# [SET EXERCISE]
Quote the records that follow in full, leaving the pictures out.

# [RECORDS]
- - -
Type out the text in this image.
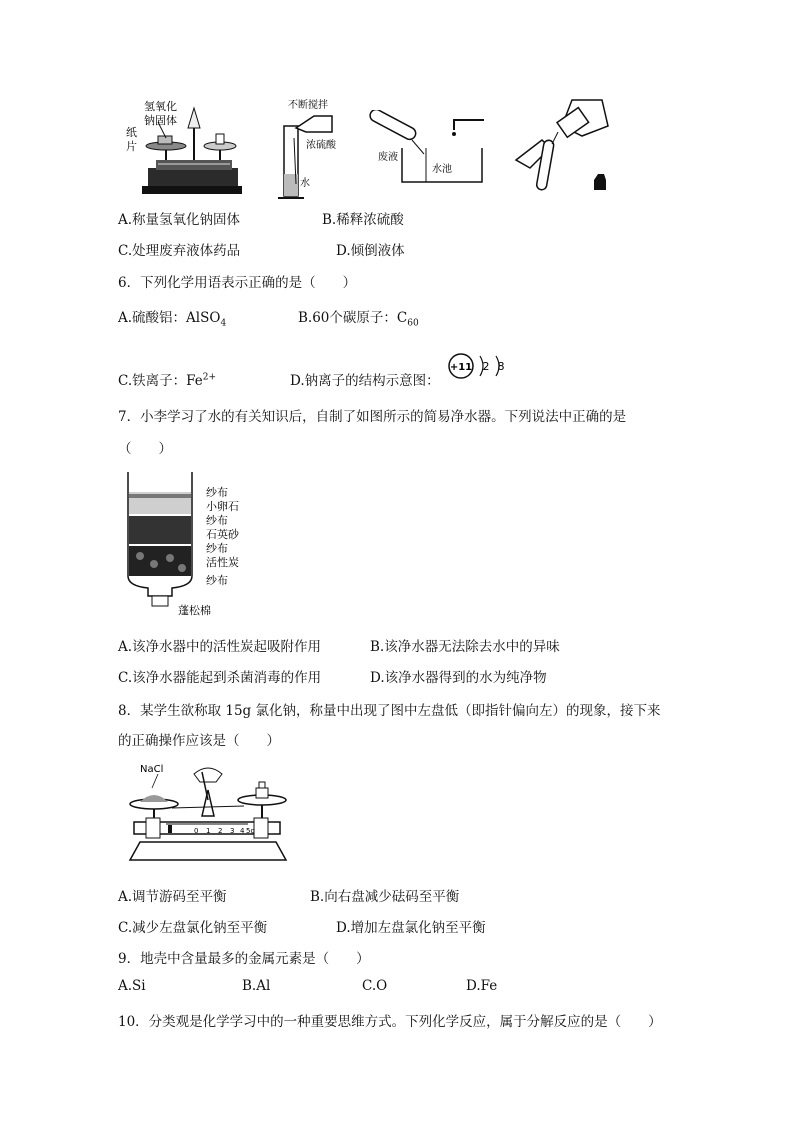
氢氧化
钠固体
纸
片
不断搅拌
浓硫酸
水
废液
水池
A.称量氢氧化钠固体	B.稀释浓硫酸
C.处理废弃液体药品	D.倾倒液体
6．下列化学用语表示正确的是（　　）
A.硫酸铝：AlSO$_4$	B.60个碳原子：$C_{60}$
C.铁离子：$Fe^{2+}$	D.钠离子的结构示意图：
+11 2 8
7．小李学习了水的有关知识后，自制了如图所示的简易净水器。下列说法中正确的是
（　　）
纱布
小卵石
纱布
石英砂
纱布
活性炭
纱布
蓬松棉
A.该净水器中的活性炭起吸附作用	B.该净水器无法除去水中的异味
C.该净水器能起到杀菌消毒的作用	D.该净水器得到的水为纯净物
8．某学生欲称取 15g 氯化钠，称量中出现了图中左盘低（即指针偏向左）的现象，接下来
的正确操作应该是（　　）
0 1 2 3 4 5g
NaCl
A.调节游码至平衡	B.向右盘减少砝码至平衡
C.减少左盘氯化钠至平衡	D.增加左盘氯化钠至平衡
9．地壳中含量最多的金属元素是（　　）
A.Si	B.Al	C.O	D.Fe
10．分类观是化学学习中的一种重要思维方式。下列化学反应，属于分解反应的是（　　）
- - -
# [EXERCISE RESPONSE]
Type out the text in this image.
氢氧化
钠固体
纸
片
不断搅拌
浓硫酸
水
废液
水池
A.称量氢氧化钠固体	B.稀释浓硫酸
C.处理废弃液体药品	D.倾倒液体
6．下列化学用语表示正确的是（　　）
A.硫酸铝：AlSO$_4$	B.60个碳原子：$C_{60}$
C.铁离子：$Fe^{2+}$	D.钠离子的结构示意图：
+11 2 8
7．小李学习了水的有关知识后，自制了如图所示的简易净水器。下列说法中正确的是
（　　）
纱布
小卵石
纱布
石英砂
纱布
活性炭
纱布
蓬松棉
A.该净水器中的活性炭起吸附作用	B.该净水器无法除去水中的异味
C.该净水器能起到杀菌消毒的作用	D.该净水器得到的水为纯净物
8．某学生欲称取 15g 氯化钠，称量中出现了图中左盘低（即指针偏向左）的现象，接下来
的正确操作应该是（　　）
0 1 2 3 4 5g
NaCl
A.调节游码至平衡	B.向右盘减少砝码至平衡
C.减少左盘氯化钠至平衡	D.增加左盘氯化钠至平衡
9．地壳中含量最多的金属元素是（　　）
A.Si	B.Al	C.O	D.Fe
10．分类观是化学学习中的一种重要思维方式。下列化学反应，属于分解反应的是（　　）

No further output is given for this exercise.